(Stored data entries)

########

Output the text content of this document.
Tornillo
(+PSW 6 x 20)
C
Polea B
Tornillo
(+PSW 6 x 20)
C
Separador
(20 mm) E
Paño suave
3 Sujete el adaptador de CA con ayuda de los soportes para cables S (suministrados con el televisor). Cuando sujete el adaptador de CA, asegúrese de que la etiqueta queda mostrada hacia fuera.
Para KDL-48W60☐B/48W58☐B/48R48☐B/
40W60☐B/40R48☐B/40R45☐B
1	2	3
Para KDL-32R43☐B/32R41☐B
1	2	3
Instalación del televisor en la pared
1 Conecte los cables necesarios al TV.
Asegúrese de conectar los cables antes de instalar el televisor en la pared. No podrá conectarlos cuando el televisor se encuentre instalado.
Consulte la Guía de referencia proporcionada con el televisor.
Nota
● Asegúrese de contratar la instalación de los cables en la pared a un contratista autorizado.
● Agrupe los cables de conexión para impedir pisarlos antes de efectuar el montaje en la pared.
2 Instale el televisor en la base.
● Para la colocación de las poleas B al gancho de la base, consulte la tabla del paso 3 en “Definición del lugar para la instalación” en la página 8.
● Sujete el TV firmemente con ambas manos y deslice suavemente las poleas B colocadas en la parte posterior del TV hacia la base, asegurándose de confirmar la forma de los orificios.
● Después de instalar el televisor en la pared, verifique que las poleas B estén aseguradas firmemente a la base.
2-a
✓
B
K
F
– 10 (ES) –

########

▸ **Instructions to follow**:
Where a line holds "antes", copy it out.

▸ **Result**:
Asegúrese de conectar los cables antes de instalar el televisor en la pared. No podrá conectarlos cuando el televisor se encuentre instalado.
● Agrupe los cables de conexión para impedir pisarlos antes de efectuar el montaje en la pared.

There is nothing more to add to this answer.